Dataset items
==========
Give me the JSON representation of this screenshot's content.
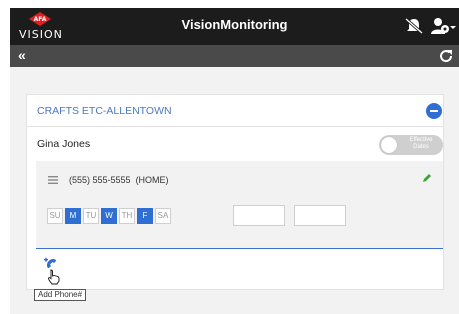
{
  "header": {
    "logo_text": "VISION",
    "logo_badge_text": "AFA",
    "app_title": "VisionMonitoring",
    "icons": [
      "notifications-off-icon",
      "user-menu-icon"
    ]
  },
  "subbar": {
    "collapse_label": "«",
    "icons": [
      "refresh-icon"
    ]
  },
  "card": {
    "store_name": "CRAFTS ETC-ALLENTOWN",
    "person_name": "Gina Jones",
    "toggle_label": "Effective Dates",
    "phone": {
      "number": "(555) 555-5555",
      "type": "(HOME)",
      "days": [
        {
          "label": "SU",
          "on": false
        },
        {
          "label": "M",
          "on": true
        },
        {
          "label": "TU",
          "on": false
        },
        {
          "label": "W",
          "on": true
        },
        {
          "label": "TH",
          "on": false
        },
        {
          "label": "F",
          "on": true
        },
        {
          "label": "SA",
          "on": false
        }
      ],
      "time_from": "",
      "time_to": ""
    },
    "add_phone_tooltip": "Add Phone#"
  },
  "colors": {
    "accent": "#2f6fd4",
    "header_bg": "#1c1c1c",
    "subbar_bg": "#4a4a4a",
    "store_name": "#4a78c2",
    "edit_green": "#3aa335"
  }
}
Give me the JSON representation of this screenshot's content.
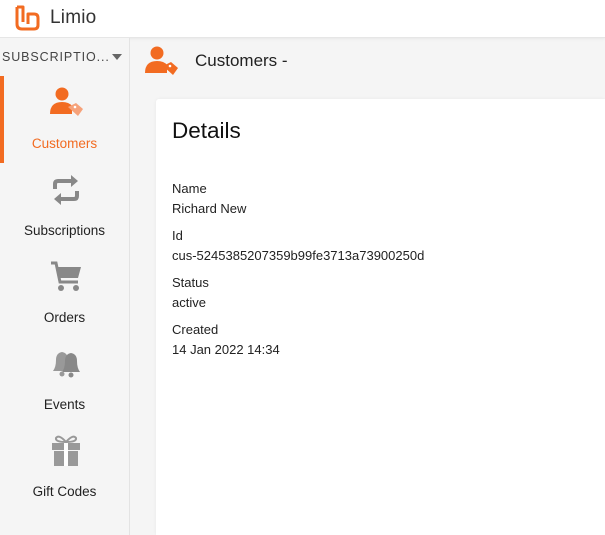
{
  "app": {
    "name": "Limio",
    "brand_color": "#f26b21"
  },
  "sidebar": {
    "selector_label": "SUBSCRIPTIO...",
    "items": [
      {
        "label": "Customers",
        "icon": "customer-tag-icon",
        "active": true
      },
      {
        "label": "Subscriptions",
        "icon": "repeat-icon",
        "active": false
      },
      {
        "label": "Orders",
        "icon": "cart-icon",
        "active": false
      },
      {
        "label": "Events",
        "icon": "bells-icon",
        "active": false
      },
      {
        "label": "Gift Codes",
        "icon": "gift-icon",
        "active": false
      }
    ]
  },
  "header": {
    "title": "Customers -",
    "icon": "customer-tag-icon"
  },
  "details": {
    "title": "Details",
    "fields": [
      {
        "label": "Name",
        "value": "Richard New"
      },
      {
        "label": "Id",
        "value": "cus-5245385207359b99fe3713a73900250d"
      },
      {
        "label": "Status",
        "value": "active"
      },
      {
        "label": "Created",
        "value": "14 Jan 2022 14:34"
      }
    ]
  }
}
==========
▸ **Your objective**:
Without the pictures, retype the whole of the material above exactly.

▸ **Worked answer**:
Give me the JSON representation of this screenshot's content.
{
  "header": {
    "logo_text": "VISION",
    "logo_badge_text": "AFA",
    "app_title": "VisionMonitoring",
    "icons": [
      "notifications-off-icon",
      "user-menu-icon"
    ]
  },
  "subbar": {
    "collapse_label": "«",
    "icons": [
      "refresh-icon"
    ]
  },
  "card": {
    "store_name": "CRAFTS ETC-ALLENTOWN",
    "person_name": "Gina Jones",
    "toggle_label": "Effective Dates",
    "phone": {
      "number": "(555) 555-5555",
      "type": "(HOME)",
      "days": [
        {
          "label": "SU",
          "on": false
        },
        {
          "label": "M",
          "on": true
        },
        {
          "label": "TU",
          "on": false
        },
        {
          "label": "W",
          "on": true
        },
        {
          "label": "TH",
          "on": false
        },
        {
          "label": "F",
          "on": true
        },
        {
          "label": "SA",
          "on": false
        }
      ],
      "time_from": "",
      "time_to": ""
    },
    "add_phone_tooltip": "Add Phone#"
  },
  "colors": {
    "accent": "#2f6fd4",
    "header_bg": "#1c1c1c",
    "subbar_bg": "#4a4a4a",
    "store_name": "#4a78c2",
    "edit_green": "#3aa335"
  }
}
Give me the JSON representation of this screenshot's content.
{
  "app": {
    "name": "Limio",
    "brand_color": "#f26b21"
  },
  "sidebar": {
    "selector_label": "SUBSCRIPTIO...",
    "items": [
      {
        "label": "Customers",
        "icon": "customer-tag-icon",
        "active": true
      },
      {
        "label": "Subscriptions",
        "icon": "repeat-icon",
        "active": false
      },
      {
        "label": "Orders",
        "icon": "cart-icon",
        "active": false
      },
      {
        "label": "Events",
        "icon": "bells-icon",
        "active": false
      },
      {
        "label": "Gift Codes",
        "icon": "gift-icon",
        "active": false
      }
    ]
  },
  "header": {
    "title": "Customers -",
    "icon": "customer-tag-icon"
  },
  "details": {
    "title": "Details",
    "fields": [
      {
        "label": "Name",
        "value": "Richard New"
      },
      {
        "label": "Id",
        "value": "cus-5245385207359b99fe3713a73900250d"
      },
      {
        "label": "Status",
        "value": "active"
      },
      {
        "label": "Created",
        "value": "14 Jan 2022 14:34"
      }
    ]
  }
}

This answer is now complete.